Leave out the pictures; transcribe all else exactly.

Stored records
────

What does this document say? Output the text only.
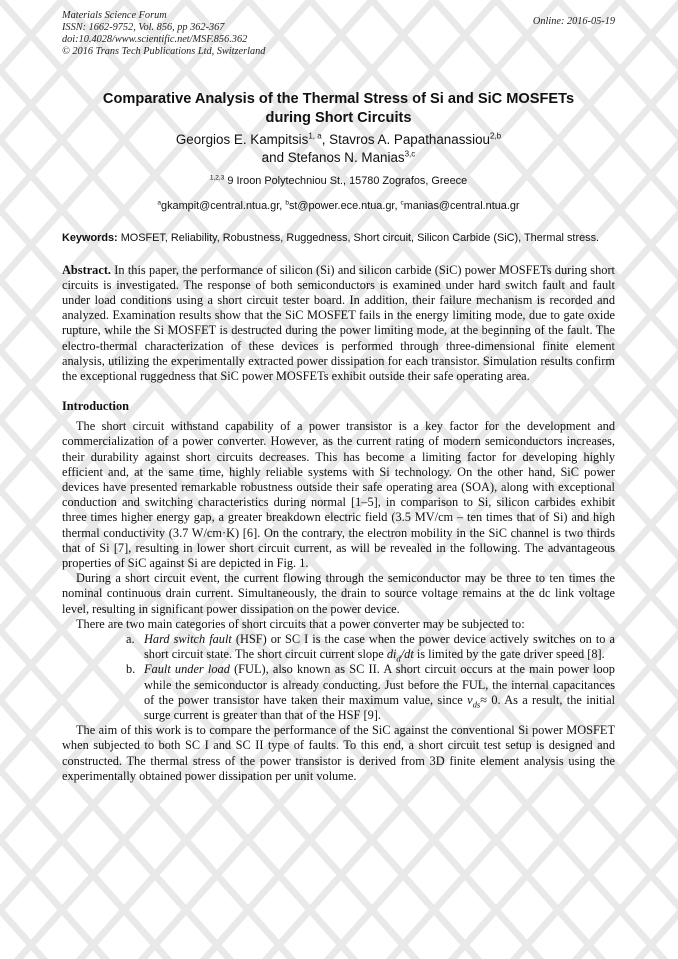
Materials Science Forum
ISSN: 1662-9752, Vol. 856, pp 362-367
doi:10.4028/www.scientific.net/MSF.856.362
© 2016 Trans Tech Publications Ltd, Switzerland
Online: 2016-05-19
Comparative Analysis of the Thermal Stress of Si and SiC MOSFETs
during Short Circuits
Georgios E. Kampitsis$^{1, a}$, Stavros A. Papathanassiou$^{2,b}$
and Stefanos N. Manias$^{3,c}$
$^{1,2,3}$ 9 Iroon Polytechniou St., 15780 Zografos, Greece
$^a$gkampit@central.ntua.gr, $^b$st@power.ece.ntua.gr, $^c$manias@central.ntua.gr
Keywords: MOSFET, Reliability, Robustness, Ruggedness, Short circuit, Silicon Carbide (SiC), Thermal stress.
Abstract. In this paper, the performance of silicon (Si) and silicon carbide (SiC) power MOSFETs during short circuits is investigated. The response of both semiconductors is examined under hard switch fault and fault under load conditions using a short circuit tester board. In addition, their failure mechanism is recorded and analyzed. Examination results show that the SiC MOSFET fails in the energy limiting mode, due to gate oxide rupture, while the Si MOSFET is destructed during the power limiting mode, at the beginning of the fault. The electro-thermal characterization of these devices is performed through three-dimensional finite element analysis, utilizing the experimentally extracted power dissipation for each transistor. Simulation results confirm the exceptional ruggedness that SiC power MOSFETs exhibit outside their safe operating area.
Introduction
The short circuit withstand capability of a power transistor is a key factor for the development and commercialization of a power converter. However, as the current rating of modern semiconductors increases, their durability against short circuits decreases. This has become a limiting factor for developing highly efficient and, at the same time, highly reliable systems with Si technology. On the other hand, SiC power devices have presented remarkable robustness outside their safe operating area (SOA), along with exceptional conduction and switching characteristics during normal [1–5], in comparison to Si, silicon carbides exhibit three times higher energy gap, a greater breakdown electric field (3.5 MV/cm – ten times that of Si) and high thermal conductivity (3.7 W/cm·K) [6]. On the contrary, the electron mobility in the SiC channel is two thirds that of Si [7], resulting in lower short circuit current, as will be revealed in the following. The advantageous properties of SiC against Si are depicted in Fig. 1.
During a short circuit event, the current flowing through the semiconductor may be three to ten times the nominal continuous drain current. Simultaneously, the drain to source voltage remains at the dc link voltage level, resulting in significant power dissipation on the power device.
There are two main categories of short circuits that a power converter may be subjected to:
a. Hard switch fault (HSF) or SC I is the case when the power device actively switches on to a short circuit state. The short circuit current slope $di_d/dt$ is limited by the gate driver speed [8].
b. Fault under load (FUL), also known as SC II. A short circuit occurs at the main power loop while the semiconductor is already conducting. Just before the FUL, the internal capacitances of the power transistor have taken their maximum value, since $v_{ds}\approx 0$. As a result, the initial surge current is greater than that of the HSF [9].
The aim of this work is to compare the performance of the SiC against the conventional Si power MOSFET when subjected to both SC I and SC II type of faults. To this end, a short circuit test setup is designed and constructed. The thermal stress of the power transistor is derived from 3D finite element analysis using the experimentally obtained power dissipation per unit volume.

────

_The answer_
What does this document say? Output the text only.
Materials Science Forum
ISSN: 1662-9752, Vol. 856, pp 362-367
doi:10.4028/www.scientific.net/MSF.856.362
© 2016 Trans Tech Publications Ltd, Switzerland
Online: 2016-05-19
Comparative Analysis of the Thermal Stress of Si and SiC MOSFETs
during Short Circuits
Georgios E. Kampitsis$^{1, a}$, Stavros A. Papathanassiou$^{2,b}$
and Stefanos N. Manias$^{3,c}$
$^{1,2,3}$ 9 Iroon Polytechniou St., 15780 Zografos, Greece
$^a$gkampit@central.ntua.gr, $^b$st@power.ece.ntua.gr, $^c$manias@central.ntua.gr
Keywords: MOSFET, Reliability, Robustness, Ruggedness, Short circuit, Silicon Carbide (SiC), Thermal stress.
Abstract. In this paper, the performance of silicon (Si) and silicon carbide (SiC) power MOSFETs during short circuits is investigated. The response of both semiconductors is examined under hard switch fault and fault under load conditions using a short circuit tester board. In addition, their failure mechanism is recorded and analyzed. Examination results show that the SiC MOSFET fails in the energy limiting mode, due to gate oxide rupture, while the Si MOSFET is destructed during the power limiting mode, at the beginning of the fault. The electro-thermal characterization of these devices is performed through three-dimensional finite element analysis, utilizing the experimentally extracted power dissipation for each transistor. Simulation results confirm the exceptional ruggedness that SiC power MOSFETs exhibit outside their safe operating area.
Introduction
The short circuit withstand capability of a power transistor is a key factor for the development and commercialization of a power converter. However, as the current rating of modern semiconductors increases, their durability against short circuits decreases. This has become a limiting factor for developing highly efficient and, at the same time, highly reliable systems with Si technology. On the other hand, SiC power devices have presented remarkable robustness outside their safe operating area (SOA), along with exceptional conduction and switching characteristics during normal [1–5], in comparison to Si, silicon carbides exhibit three times higher energy gap, a greater breakdown electric field (3.5 MV/cm – ten times that of Si) and high thermal conductivity (3.7 W/cm·K) [6]. On the contrary, the electron mobility in the SiC channel is two thirds that of Si [7], resulting in lower short circuit current, as will be revealed in the following. The advantageous properties of SiC against Si are depicted in Fig. 1.
During a short circuit event, the current flowing through the semiconductor may be three to ten times the nominal continuous drain current. Simultaneously, the drain to source voltage remains at the dc link voltage level, resulting in significant power dissipation on the power device.
There are two main categories of short circuits that a power converter may be subjected to:
a. Hard switch fault (HSF) or SC I is the case when the power device actively switches on to a short circuit state. The short circuit current slope $di_d/dt$ is limited by the gate driver speed [8].
b. Fault under load (FUL), also known as SC II. A short circuit occurs at the main power loop while the semiconductor is already conducting. Just before the FUL, the internal capacitances of the power transistor have taken their maximum value, since $v_{ds}\approx 0$. As a result, the initial surge current is greater than that of the HSF [9].
The aim of this work is to compare the performance of the SiC against the conventional Si power MOSFET when subjected to both SC I and SC II type of faults. To this end, a short circuit test setup is designed and constructed. The thermal stress of the power transistor is derived from 3D finite element analysis using the experimentally obtained power dissipation per unit volume.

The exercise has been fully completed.